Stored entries
-=-=-
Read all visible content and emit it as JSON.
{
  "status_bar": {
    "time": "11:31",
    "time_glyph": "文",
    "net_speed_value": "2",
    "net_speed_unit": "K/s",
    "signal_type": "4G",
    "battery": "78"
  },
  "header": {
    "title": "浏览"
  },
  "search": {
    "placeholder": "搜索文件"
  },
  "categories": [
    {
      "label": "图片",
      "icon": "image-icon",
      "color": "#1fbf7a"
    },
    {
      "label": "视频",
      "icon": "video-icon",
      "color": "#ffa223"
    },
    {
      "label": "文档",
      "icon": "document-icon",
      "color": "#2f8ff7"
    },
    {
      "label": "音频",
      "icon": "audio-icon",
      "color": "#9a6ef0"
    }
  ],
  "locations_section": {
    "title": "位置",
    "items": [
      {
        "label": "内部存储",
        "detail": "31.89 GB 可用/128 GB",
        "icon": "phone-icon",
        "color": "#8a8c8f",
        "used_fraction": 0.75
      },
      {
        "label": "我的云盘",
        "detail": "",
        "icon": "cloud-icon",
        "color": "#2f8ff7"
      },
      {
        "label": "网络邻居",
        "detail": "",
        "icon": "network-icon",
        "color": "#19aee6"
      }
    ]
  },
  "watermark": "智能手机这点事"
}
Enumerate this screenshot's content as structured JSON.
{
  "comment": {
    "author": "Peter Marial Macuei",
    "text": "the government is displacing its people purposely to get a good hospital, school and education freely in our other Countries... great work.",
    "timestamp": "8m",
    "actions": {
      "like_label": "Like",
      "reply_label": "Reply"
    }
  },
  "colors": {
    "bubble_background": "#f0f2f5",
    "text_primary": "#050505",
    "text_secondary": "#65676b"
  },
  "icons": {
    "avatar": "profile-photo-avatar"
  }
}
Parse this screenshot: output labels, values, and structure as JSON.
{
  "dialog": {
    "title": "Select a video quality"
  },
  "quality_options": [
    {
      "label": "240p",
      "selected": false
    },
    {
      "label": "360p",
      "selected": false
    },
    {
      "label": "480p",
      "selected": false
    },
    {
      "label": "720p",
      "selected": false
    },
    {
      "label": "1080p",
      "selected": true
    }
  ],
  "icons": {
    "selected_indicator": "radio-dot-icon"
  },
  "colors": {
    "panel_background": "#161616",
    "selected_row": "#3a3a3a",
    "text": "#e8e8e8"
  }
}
-=-=-
Given instruction:
Using the material above, print every entry exactly as written.

Answer to this task:
Read all visible content and emit it as JSON.
{
  "status_bar": {
    "time": "11:31",
    "time_glyph": "文",
    "net_speed_value": "2",
    "net_speed_unit": "K/s",
    "signal_type": "4G",
    "battery": "78"
  },
  "header": {
    "title": "浏览"
  },
  "search": {
    "placeholder": "搜索文件"
  },
  "categories": [
    {
      "label": "图片",
      "icon": "image-icon",
      "color": "#1fbf7a"
    },
    {
      "label": "视频",
      "icon": "video-icon",
      "color": "#ffa223"
    },
    {
      "label": "文档",
      "icon": "document-icon",
      "color": "#2f8ff7"
    },
    {
      "label": "音频",
      "icon": "audio-icon",
      "color": "#9a6ef0"
    }
  ],
  "locations_section": {
    "title": "位置",
    "items": [
      {
        "label": "内部存储",
        "detail": "31.89 GB 可用/128 GB",
        "icon": "phone-icon",
        "color": "#8a8c8f",
        "used_fraction": 0.75
      },
      {
        "label": "我的云盘",
        "detail": "",
        "icon": "cloud-icon",
        "color": "#2f8ff7"
      },
      {
        "label": "网络邻居",
        "detail": "",
        "icon": "network-icon",
        "color": "#19aee6"
      }
    ]
  },
  "watermark": "智能手机这点事"
}
Enumerate this screenshot's content as structured JSON.
{
  "comment": {
    "author": "Peter Marial Macuei",
    "text": "the government is displacing its people purposely to get a good hospital, school and education freely in our other Countries... great work.",
    "timestamp": "8m",
    "actions": {
      "like_label": "Like",
      "reply_label": "Reply"
    }
  },
  "colors": {
    "bubble_background": "#f0f2f5",
    "text_primary": "#050505",
    "text_secondary": "#65676b"
  },
  "icons": {
    "avatar": "profile-photo-avatar"
  }
}
Parse this screenshot: output labels, values, and structure as JSON.
{
  "dialog": {
    "title": "Select a video quality"
  },
  "quality_options": [
    {
      "label": "240p",
      "selected": false
    },
    {
      "label": "360p",
      "selected": false
    },
    {
      "label": "480p",
      "selected": false
    },
    {
      "label": "720p",
      "selected": false
    },
    {
      "label": "1080p",
      "selected": true
    }
  ],
  "icons": {
    "selected_indicator": "radio-dot-icon"
  },
  "colors": {
    "panel_background": "#161616",
    "selected_row": "#3a3a3a",
    "text": "#e8e8e8"
  }
}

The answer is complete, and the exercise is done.